* Work instructions
Report the count of lines where the string "content" appears, and nothing else.

[Stored data]

__________

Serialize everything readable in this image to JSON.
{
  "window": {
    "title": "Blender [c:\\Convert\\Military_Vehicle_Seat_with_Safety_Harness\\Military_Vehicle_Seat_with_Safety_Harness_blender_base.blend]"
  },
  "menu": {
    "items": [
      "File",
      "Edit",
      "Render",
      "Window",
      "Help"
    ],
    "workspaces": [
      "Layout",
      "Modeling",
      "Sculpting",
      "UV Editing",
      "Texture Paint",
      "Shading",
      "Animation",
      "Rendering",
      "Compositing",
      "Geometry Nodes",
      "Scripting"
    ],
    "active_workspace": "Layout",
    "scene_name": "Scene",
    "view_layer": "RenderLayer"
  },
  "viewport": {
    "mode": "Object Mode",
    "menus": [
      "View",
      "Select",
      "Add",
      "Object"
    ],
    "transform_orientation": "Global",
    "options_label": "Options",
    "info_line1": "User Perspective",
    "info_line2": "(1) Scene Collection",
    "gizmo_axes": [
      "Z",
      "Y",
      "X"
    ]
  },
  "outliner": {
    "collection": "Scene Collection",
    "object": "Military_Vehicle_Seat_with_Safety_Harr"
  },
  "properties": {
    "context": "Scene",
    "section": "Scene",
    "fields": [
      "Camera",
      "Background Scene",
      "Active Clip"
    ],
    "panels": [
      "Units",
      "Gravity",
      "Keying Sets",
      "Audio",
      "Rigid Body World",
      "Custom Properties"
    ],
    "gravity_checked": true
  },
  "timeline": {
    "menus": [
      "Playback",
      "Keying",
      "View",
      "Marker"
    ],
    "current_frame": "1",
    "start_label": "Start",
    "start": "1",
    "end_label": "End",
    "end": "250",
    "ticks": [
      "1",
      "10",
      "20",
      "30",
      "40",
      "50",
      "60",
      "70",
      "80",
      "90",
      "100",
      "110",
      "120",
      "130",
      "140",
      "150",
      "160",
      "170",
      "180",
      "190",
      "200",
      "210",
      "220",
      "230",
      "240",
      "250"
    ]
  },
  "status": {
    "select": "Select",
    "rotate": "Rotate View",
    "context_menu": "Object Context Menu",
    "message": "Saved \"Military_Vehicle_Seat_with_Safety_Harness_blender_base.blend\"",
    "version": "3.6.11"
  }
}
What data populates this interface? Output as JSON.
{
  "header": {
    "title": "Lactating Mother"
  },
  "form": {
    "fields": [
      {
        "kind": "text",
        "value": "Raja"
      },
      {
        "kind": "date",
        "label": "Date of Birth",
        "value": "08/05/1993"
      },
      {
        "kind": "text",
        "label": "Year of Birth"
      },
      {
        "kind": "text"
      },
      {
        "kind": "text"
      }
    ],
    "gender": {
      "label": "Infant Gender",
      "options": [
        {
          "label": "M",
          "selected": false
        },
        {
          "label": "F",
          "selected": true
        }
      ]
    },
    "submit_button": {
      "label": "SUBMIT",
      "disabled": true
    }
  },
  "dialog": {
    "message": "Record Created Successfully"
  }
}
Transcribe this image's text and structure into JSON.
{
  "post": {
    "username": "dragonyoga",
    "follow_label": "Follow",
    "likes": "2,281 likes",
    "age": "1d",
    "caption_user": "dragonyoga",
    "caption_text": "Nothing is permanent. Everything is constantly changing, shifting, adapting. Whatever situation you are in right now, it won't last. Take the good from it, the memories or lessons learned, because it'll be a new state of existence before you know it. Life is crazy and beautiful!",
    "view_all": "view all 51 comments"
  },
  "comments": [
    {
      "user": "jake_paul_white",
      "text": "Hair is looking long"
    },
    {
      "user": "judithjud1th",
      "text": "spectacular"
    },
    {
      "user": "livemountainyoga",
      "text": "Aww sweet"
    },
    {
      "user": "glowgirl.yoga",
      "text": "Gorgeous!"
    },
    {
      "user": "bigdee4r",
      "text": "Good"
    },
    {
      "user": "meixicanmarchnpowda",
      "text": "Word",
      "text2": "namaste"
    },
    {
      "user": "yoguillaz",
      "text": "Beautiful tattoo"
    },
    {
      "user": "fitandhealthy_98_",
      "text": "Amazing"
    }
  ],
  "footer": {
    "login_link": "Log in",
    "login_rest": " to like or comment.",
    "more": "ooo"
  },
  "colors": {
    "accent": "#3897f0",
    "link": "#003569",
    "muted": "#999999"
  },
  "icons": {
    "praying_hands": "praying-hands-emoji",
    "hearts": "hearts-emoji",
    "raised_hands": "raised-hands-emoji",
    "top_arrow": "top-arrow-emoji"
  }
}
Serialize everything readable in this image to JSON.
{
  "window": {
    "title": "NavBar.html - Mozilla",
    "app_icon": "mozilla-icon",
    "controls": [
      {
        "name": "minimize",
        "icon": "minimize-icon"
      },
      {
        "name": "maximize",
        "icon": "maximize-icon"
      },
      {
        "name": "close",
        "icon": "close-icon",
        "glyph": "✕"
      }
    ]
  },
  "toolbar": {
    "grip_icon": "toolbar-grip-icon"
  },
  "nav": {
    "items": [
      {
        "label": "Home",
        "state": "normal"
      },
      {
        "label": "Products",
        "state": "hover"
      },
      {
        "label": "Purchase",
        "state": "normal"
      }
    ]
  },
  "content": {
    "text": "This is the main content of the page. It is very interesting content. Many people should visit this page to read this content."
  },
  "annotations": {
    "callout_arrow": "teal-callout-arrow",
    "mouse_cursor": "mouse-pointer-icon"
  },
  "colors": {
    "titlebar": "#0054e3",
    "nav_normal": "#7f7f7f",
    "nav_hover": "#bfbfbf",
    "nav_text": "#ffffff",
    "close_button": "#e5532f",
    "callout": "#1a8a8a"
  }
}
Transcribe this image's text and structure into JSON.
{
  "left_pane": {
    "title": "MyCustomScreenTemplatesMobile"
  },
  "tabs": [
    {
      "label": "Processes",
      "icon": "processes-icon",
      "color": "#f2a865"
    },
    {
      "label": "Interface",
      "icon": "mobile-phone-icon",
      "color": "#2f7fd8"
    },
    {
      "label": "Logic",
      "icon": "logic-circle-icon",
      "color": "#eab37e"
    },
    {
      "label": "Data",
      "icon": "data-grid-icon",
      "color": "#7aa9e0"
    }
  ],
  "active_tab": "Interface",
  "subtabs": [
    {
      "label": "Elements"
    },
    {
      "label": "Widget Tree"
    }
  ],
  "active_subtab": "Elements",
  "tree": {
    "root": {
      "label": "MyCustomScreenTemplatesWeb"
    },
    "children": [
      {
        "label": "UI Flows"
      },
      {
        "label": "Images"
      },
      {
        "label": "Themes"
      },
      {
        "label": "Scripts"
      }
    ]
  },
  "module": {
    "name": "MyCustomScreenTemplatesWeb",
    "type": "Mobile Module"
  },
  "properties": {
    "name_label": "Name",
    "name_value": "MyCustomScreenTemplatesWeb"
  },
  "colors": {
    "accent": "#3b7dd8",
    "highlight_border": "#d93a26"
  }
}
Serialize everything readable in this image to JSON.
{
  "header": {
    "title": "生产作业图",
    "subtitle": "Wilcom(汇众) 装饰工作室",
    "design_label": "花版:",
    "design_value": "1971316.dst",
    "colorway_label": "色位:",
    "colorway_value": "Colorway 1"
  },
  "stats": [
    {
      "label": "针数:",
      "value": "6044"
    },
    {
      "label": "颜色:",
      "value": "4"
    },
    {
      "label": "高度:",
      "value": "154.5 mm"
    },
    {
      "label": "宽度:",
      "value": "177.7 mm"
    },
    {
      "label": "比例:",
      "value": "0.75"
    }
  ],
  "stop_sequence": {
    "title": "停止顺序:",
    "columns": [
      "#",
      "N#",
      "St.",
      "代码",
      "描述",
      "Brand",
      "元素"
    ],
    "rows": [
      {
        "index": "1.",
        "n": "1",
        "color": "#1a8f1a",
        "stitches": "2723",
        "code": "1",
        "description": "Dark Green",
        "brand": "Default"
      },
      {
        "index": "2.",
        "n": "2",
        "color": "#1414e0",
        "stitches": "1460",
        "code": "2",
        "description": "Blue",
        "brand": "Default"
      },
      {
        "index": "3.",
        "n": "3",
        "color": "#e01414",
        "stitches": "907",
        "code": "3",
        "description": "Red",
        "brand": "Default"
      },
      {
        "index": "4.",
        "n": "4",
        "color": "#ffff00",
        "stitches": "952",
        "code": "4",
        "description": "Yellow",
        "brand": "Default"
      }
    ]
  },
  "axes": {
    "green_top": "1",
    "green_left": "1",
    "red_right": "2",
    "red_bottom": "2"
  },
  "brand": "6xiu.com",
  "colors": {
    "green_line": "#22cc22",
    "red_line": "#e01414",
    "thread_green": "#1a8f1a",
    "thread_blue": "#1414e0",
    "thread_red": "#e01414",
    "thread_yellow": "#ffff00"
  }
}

__________

* Solution for this problem
2